• _Information shown_
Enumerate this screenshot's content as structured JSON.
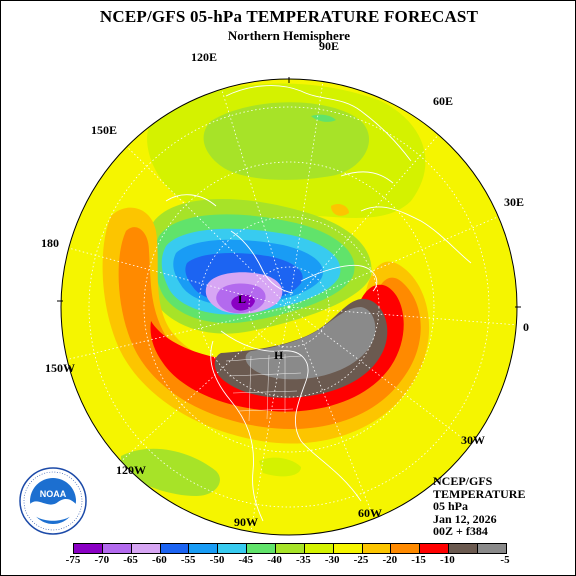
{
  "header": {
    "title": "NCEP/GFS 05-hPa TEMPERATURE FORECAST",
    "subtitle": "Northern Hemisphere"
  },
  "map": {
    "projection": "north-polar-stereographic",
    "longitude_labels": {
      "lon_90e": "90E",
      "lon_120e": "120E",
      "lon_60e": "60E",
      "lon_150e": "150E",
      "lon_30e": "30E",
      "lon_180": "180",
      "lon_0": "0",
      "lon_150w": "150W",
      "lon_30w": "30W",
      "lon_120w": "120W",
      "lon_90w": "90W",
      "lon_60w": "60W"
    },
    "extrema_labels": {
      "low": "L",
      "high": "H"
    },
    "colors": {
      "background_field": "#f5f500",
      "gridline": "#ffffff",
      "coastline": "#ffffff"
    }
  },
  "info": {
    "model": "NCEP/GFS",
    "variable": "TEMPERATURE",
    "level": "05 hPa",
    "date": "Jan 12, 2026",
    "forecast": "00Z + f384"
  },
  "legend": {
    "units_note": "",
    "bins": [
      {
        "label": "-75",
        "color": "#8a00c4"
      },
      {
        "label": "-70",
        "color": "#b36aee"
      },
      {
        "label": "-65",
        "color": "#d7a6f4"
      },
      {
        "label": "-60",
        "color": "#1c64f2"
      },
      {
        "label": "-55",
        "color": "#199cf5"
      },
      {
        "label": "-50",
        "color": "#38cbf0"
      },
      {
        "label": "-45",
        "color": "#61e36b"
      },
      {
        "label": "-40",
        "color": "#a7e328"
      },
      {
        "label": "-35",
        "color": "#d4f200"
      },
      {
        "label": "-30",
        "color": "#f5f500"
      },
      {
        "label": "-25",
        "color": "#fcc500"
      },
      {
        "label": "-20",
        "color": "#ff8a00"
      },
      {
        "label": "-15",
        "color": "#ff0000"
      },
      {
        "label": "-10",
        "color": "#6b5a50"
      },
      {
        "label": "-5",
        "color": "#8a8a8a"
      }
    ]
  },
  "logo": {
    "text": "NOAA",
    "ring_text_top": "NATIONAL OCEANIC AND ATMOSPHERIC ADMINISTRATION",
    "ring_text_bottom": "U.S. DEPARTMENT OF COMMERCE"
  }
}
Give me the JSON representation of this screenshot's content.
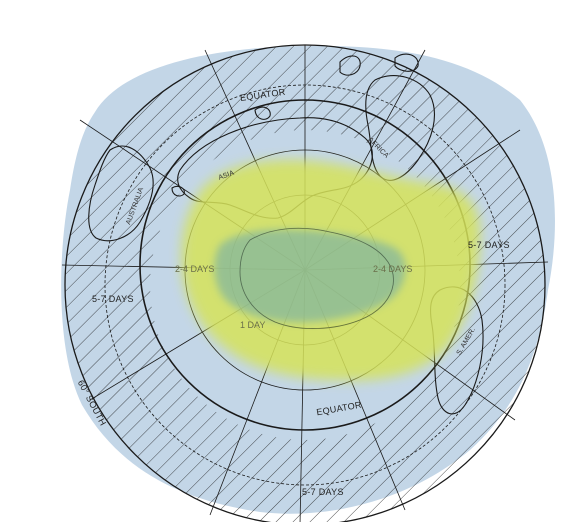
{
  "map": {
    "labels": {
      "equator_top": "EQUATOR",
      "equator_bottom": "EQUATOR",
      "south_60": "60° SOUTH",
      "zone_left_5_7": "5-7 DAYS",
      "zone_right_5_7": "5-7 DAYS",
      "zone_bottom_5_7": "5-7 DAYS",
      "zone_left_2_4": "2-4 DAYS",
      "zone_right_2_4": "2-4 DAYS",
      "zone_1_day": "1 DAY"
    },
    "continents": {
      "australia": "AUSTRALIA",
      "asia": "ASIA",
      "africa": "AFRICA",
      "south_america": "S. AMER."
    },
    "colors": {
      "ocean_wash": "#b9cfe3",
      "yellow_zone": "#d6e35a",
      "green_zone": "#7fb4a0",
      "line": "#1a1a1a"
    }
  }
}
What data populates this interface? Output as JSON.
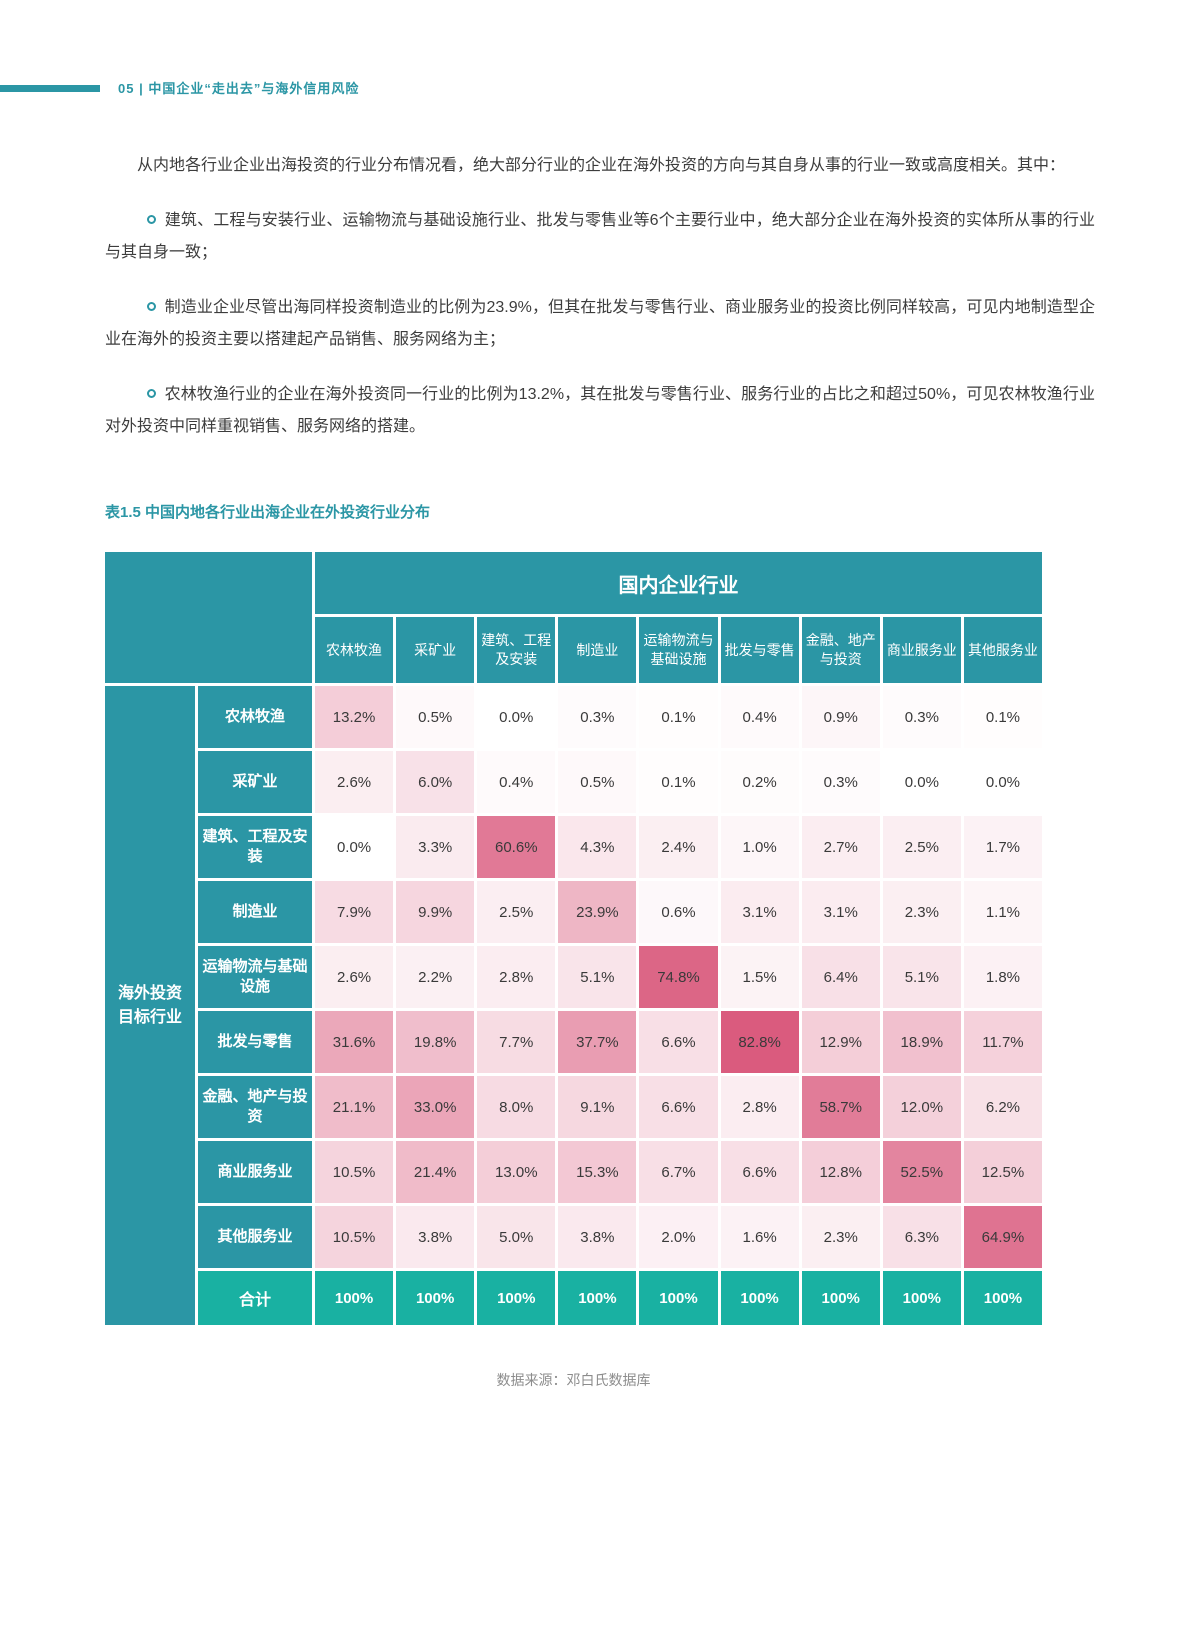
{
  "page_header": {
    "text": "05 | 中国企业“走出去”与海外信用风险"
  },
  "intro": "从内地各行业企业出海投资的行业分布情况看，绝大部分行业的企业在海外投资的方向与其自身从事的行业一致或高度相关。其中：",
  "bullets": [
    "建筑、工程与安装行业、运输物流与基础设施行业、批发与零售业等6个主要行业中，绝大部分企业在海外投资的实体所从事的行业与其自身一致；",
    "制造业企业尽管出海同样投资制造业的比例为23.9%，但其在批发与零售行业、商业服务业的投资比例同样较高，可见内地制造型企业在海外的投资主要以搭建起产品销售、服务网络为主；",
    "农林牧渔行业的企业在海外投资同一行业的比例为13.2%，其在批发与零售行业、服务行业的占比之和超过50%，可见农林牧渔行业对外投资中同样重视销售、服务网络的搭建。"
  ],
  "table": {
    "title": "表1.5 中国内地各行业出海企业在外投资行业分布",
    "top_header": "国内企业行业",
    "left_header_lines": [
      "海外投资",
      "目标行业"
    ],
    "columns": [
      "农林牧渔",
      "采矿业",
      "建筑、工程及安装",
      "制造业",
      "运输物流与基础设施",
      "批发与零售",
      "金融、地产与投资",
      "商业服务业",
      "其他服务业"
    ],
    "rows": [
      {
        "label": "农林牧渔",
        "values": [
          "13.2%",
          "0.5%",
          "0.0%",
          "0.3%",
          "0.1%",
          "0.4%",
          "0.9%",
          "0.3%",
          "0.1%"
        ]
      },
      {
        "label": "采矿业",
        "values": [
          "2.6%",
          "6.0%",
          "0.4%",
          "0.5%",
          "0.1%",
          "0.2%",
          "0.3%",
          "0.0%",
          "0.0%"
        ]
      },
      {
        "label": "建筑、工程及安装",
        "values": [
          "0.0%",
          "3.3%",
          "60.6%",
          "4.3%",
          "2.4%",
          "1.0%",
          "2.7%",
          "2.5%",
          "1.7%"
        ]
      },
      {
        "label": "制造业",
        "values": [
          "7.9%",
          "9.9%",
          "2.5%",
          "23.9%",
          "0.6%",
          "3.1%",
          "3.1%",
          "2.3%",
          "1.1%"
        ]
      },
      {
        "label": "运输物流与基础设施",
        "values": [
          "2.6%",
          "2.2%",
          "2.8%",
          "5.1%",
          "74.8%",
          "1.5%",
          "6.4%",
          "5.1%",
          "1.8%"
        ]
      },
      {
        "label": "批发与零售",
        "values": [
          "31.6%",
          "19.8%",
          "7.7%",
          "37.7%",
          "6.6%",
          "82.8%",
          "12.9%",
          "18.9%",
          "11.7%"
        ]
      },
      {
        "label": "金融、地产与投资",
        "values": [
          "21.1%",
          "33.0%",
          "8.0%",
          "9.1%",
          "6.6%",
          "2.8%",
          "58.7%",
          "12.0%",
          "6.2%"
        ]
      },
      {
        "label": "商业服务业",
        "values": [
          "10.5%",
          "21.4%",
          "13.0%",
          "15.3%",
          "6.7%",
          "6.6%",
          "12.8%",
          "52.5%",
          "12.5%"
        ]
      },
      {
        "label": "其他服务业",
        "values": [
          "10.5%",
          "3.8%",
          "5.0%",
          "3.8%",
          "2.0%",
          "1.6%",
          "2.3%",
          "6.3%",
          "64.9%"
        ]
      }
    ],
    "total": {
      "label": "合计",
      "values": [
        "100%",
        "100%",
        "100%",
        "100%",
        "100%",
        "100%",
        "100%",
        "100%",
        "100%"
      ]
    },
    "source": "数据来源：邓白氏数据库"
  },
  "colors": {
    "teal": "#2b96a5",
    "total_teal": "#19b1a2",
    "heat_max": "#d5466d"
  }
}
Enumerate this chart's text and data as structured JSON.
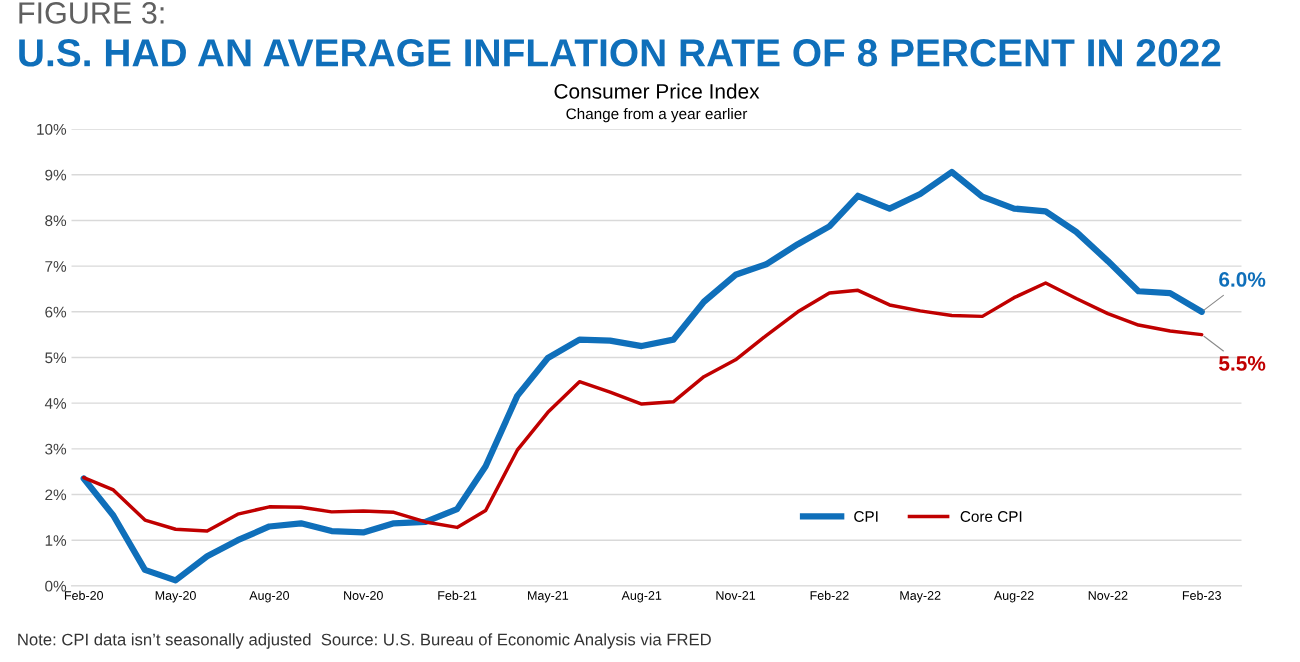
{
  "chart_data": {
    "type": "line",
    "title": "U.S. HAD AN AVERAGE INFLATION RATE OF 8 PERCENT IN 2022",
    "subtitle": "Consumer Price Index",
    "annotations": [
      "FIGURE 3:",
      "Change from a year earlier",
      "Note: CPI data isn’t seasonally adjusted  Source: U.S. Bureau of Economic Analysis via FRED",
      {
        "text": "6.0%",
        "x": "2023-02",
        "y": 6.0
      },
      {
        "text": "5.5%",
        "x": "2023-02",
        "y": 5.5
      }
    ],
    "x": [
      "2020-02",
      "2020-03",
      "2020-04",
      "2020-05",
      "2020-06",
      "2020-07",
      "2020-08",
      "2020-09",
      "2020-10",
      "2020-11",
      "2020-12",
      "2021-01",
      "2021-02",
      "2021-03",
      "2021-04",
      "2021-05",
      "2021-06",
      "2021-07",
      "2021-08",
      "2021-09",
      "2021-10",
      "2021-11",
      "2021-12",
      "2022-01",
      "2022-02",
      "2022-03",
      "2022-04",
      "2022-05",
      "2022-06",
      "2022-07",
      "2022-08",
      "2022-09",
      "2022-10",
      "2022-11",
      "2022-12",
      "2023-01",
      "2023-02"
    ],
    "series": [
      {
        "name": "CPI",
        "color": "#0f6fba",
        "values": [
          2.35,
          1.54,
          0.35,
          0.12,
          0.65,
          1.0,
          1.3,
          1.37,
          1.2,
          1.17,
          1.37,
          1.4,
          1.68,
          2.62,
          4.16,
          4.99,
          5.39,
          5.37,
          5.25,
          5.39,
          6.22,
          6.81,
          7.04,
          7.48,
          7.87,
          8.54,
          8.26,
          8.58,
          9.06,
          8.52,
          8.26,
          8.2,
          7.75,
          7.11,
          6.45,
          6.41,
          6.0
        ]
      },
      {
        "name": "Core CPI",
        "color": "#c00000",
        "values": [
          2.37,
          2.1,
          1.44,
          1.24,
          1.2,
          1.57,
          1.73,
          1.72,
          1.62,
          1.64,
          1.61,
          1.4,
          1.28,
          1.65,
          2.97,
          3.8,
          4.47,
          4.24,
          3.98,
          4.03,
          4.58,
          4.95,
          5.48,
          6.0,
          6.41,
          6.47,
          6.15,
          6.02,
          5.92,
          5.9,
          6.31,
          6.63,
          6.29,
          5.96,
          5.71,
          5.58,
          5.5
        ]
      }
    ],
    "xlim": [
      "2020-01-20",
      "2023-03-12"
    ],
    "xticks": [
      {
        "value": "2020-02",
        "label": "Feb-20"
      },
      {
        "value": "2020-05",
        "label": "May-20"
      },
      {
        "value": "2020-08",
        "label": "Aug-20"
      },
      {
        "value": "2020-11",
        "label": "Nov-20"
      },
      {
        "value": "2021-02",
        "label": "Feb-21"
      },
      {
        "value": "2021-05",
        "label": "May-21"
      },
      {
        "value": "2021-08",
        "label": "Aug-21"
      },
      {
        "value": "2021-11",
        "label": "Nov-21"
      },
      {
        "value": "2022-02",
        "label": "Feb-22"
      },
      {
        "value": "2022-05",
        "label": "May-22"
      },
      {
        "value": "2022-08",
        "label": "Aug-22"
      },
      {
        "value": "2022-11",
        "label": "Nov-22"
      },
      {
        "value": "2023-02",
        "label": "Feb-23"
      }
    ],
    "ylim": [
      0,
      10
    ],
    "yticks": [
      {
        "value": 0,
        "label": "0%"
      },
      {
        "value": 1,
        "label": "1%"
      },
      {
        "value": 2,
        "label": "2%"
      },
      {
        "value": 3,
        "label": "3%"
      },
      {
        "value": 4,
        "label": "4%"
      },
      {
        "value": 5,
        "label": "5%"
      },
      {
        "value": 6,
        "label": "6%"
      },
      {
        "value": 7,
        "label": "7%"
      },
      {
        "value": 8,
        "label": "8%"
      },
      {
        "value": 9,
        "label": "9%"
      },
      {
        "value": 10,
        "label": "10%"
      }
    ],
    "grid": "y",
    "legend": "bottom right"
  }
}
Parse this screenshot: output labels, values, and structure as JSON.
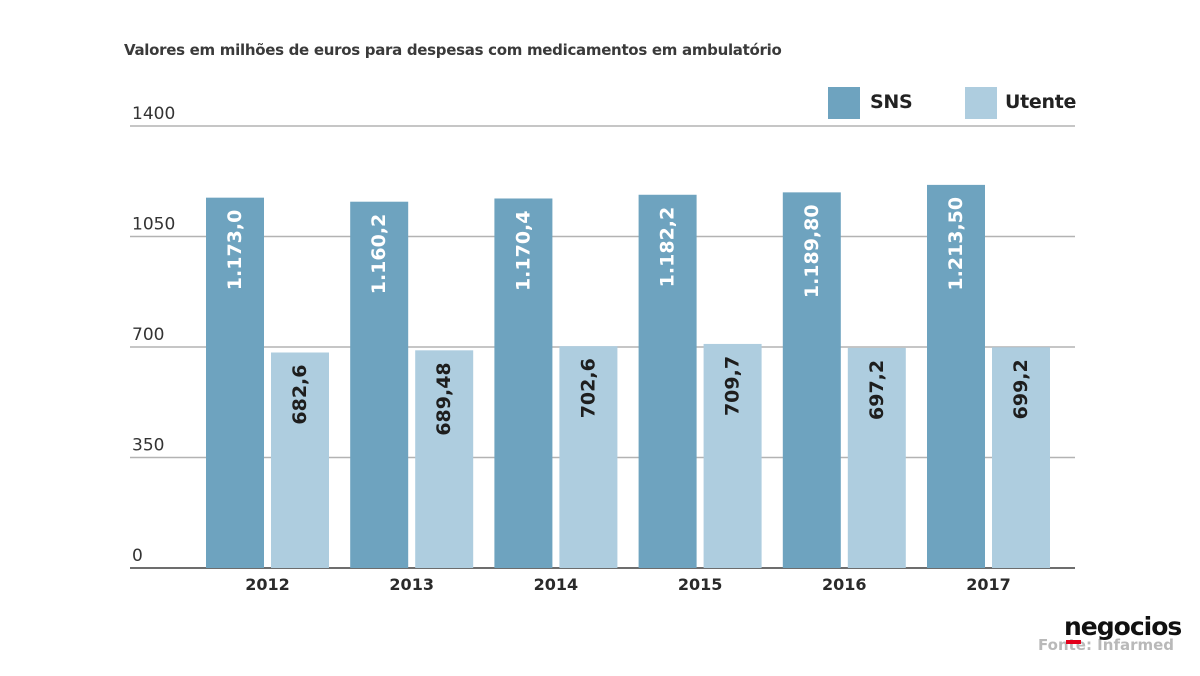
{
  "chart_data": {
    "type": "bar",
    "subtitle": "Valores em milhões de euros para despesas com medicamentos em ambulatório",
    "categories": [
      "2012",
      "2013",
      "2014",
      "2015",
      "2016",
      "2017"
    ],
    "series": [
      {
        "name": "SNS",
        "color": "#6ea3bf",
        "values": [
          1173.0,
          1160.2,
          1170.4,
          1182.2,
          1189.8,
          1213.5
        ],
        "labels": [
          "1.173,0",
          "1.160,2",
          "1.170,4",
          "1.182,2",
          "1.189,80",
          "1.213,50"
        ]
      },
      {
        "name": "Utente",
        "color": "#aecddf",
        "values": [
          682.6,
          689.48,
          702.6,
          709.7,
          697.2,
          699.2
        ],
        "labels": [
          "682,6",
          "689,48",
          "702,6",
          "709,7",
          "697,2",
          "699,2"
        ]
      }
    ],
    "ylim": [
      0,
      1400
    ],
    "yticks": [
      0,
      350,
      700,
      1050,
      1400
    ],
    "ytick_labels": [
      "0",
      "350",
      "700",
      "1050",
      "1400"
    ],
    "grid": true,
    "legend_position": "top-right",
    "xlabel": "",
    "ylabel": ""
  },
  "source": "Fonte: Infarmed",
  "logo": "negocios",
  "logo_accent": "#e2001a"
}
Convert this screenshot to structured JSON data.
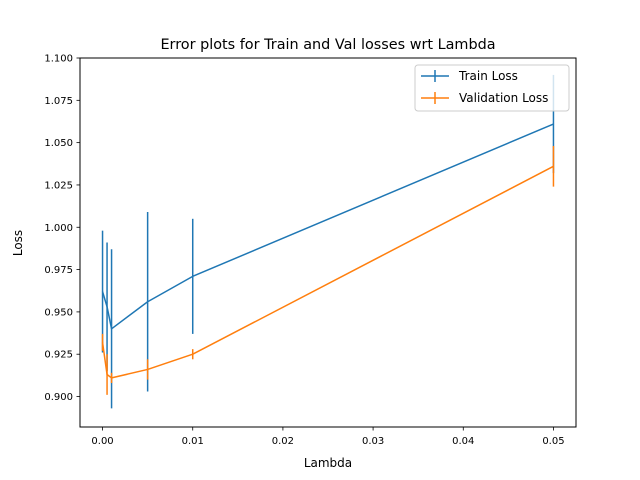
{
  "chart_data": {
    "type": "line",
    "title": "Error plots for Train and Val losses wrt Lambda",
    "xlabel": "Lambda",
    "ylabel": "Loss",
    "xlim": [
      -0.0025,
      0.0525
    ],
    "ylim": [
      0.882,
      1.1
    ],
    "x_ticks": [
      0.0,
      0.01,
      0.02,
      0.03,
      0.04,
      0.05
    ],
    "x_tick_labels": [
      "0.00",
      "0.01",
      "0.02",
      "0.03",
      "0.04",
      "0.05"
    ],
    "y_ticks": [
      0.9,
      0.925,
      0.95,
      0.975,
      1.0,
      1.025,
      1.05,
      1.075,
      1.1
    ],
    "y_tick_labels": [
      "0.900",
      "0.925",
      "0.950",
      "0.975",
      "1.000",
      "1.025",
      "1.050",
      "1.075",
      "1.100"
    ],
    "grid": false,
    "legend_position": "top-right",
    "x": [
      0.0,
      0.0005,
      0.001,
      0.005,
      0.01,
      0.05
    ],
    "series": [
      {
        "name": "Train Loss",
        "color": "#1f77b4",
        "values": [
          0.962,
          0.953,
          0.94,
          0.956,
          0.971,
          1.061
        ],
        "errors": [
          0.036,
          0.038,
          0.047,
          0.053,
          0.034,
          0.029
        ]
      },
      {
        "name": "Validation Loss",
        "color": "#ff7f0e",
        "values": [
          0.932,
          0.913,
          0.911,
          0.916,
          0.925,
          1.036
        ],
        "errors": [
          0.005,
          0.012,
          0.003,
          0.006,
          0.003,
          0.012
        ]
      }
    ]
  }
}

• _What the task asks_
From the entries above, copy every line where the word "Lambda" shows up.

• _Answer to the problem_
    "title": "Error plots for Train and Val losses wrt Lambda",
    "xlabel": "Lambda",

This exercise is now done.